▸ **THE PROBLEM**
Copy everything in the listing below word for word, apart from any images.

▸ **INPUT ROWS**

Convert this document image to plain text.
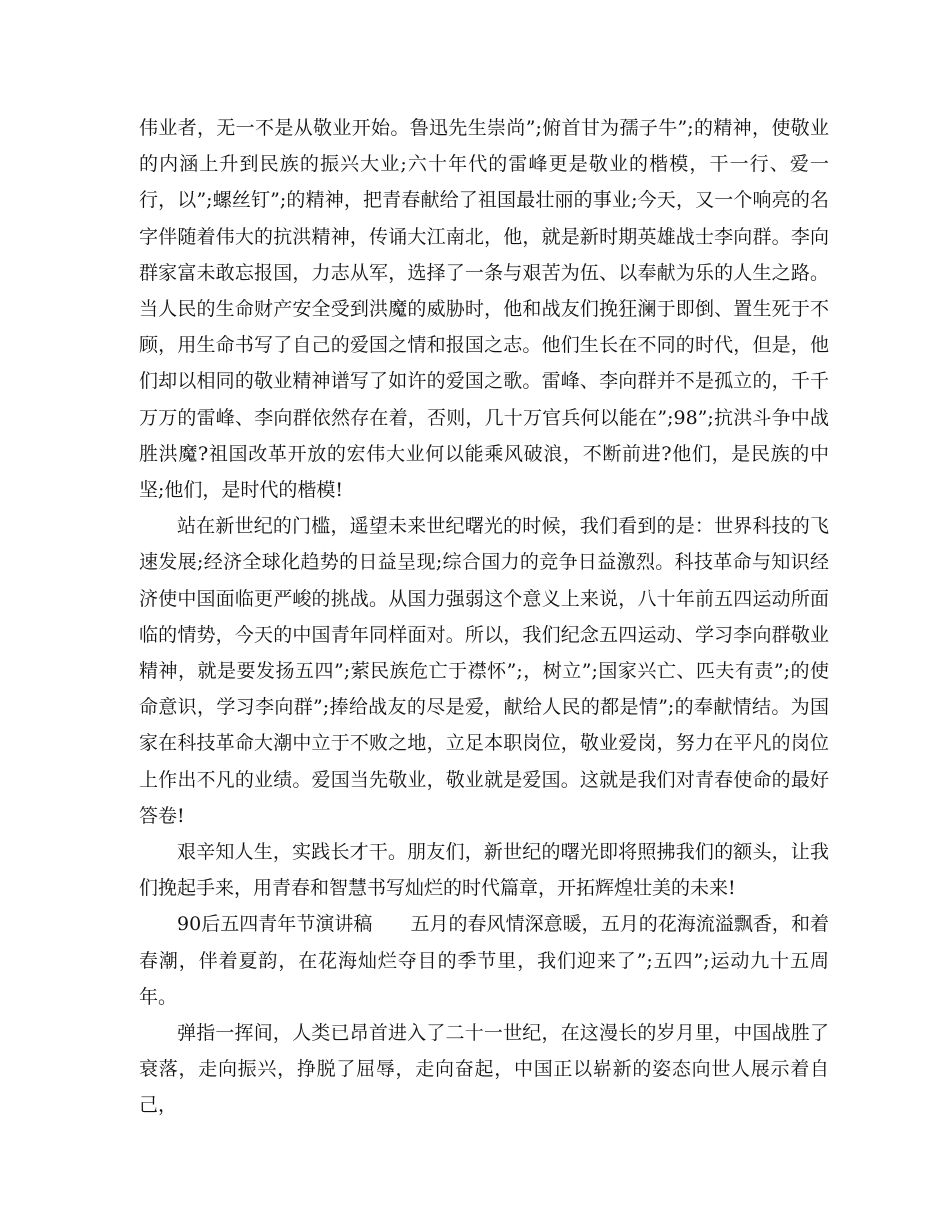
伟业者，无一不是从敬业开始。鲁迅先生崇尚”;俯首甘为孺子牛”;的精神，使敬业的内涵上升到民族的振兴大业;六十年代的雷峰更是敬业的楷模，干一行、爱一行，以”;螺丝钉”;的精神，把青春献给了祖国最壮丽的事业;今天，又一个响亮的名字伴随着伟大的抗洪精神，传诵大江南北，他，就是新时期英雄战士李向群。李向群家富未敢忘报国，力志从军，选择了一条与艰苦为伍、以奉献为乐的人生之路。当人民的生命财产安全受到洪魔的威胁时，他和战友们挽狂澜于即倒、置生死于不顾，用生命书写了自己的爱国之情和报国之志。他们生长在不同的时代，但是，他们却以相同的敬业精神谱写了如许的爱国之歌。雷峰、李向群并不是孤立的，千千万万的雷峰、李向群依然存在着，否则，几十万官兵何以能在”;98”;抗洪斗争中战胜洪魔?祖国改革开放的宏伟大业何以能乘风破浪，不断前进?他们，是民族的中坚;他们，是时代的楷模!

站在新世纪的门槛，遥望未来世纪曙光的时候，我们看到的是：世界科技的飞速发展;经济全球化趋势的日益呈现;综合国力的竞争日益激烈。科技革命与知识经济使中国面临更严峻的挑战。从国力强弱这个意义上来说，八十年前五四运动所面临的情势，今天的中国青年同样面对。所以，我们纪念五四运动、学习李向群敬业精神，就是要发扬五四”;萦民族危亡于襟怀”;，树立”;国家兴亡、匹夫有责”;的使命意识，学习李向群”;捧给战友的尽是爱，献给人民的都是情”;的奉献情结。为国家在科技革命大潮中立于不败之地，立足本职岗位，敬业爱岗，努力在平凡的岗位上作出不凡的业绩。爱国当先敬业，敬业就是爱国。这就是我们对青春使命的最好答卷!

艰辛知人生，实践长才干。朋友们，新世纪的曙光即将照拂我们的额头，让我们挽起手来，用青春和智慧书写灿烂的时代篇章，开拓辉煌壮美的未来!

90后五四青年节演讲稿 五月的春风情深意暖，五月的花海流溢飘香，和着春潮，伴着夏韵，在花海灿烂夺目的季节里，我们迎来了”;五四”;运动九十五周年。

弹指一挥间，人类已昂首进入了二十一世纪，在这漫长的岁月里，中国战胜了衰落，走向振兴，挣脱了屈辱，走向奋起，中国正以崭新的姿态向世人展示着自己，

▸ **EXERCISE RESULT**
Convert this document image to plain text.
伟业者，无一不是从敬业开始。鲁迅先生崇尚”;俯首甘为孺子牛”;的精神，使敬业的内涵上升到民族的振兴大业;六十年代的雷峰更是敬业的楷模，干一行、爱一行，以”;螺丝钉”;的精神，把青春献给了祖国最壮丽的事业;今天，又一个响亮的名字伴随着伟大的抗洪精神，传诵大江南北，他，就是新时期英雄战士李向群。李向群家富未敢忘报国，力志从军，选择了一条与艰苦为伍、以奉献为乐的人生之路。当人民的生命财产安全受到洪魔的威胁时，他和战友们挽狂澜于即倒、置生死于不顾，用生命书写了自己的爱国之情和报国之志。他们生长在不同的时代，但是，他们却以相同的敬业精神谱写了如许的爱国之歌。雷峰、李向群并不是孤立的，千千万万的雷峰、李向群依然存在着，否则，几十万官兵何以能在”;98”;抗洪斗争中战胜洪魔?祖国改革开放的宏伟大业何以能乘风破浪，不断前进?他们，是民族的中坚;他们，是时代的楷模!

站在新世纪的门槛，遥望未来世纪曙光的时候，我们看到的是：世界科技的飞速发展;经济全球化趋势的日益呈现;综合国力的竞争日益激烈。科技革命与知识经济使中国面临更严峻的挑战。从国力强弱这个意义上来说，八十年前五四运动所面临的情势，今天的中国青年同样面对。所以，我们纪念五四运动、学习李向群敬业精神，就是要发扬五四”;萦民族危亡于襟怀”;，树立”;国家兴亡、匹夫有责”;的使命意识，学习李向群”;捧给战友的尽是爱，献给人民的都是情”;的奉献情结。为国家在科技革命大潮中立于不败之地，立足本职岗位，敬业爱岗，努力在平凡的岗位上作出不凡的业绩。爱国当先敬业，敬业就是爱国。这就是我们对青春使命的最好答卷!

艰辛知人生，实践长才干。朋友们，新世纪的曙光即将照拂我们的额头，让我们挽起手来，用青春和智慧书写灿烂的时代篇章，开拓辉煌壮美的未来!

90后五四青年节演讲稿 五月的春风情深意暖，五月的花海流溢飘香，和着春潮，伴着夏韵，在花海灿烂夺目的季节里，我们迎来了”;五四”;运动九十五周年。

弹指一挥间，人类已昂首进入了二十一世纪，在这漫长的岁月里，中国战胜了衰落，走向振兴，挣脱了屈辱，走向奋起，中国正以崭新的姿态向世人展示着自己，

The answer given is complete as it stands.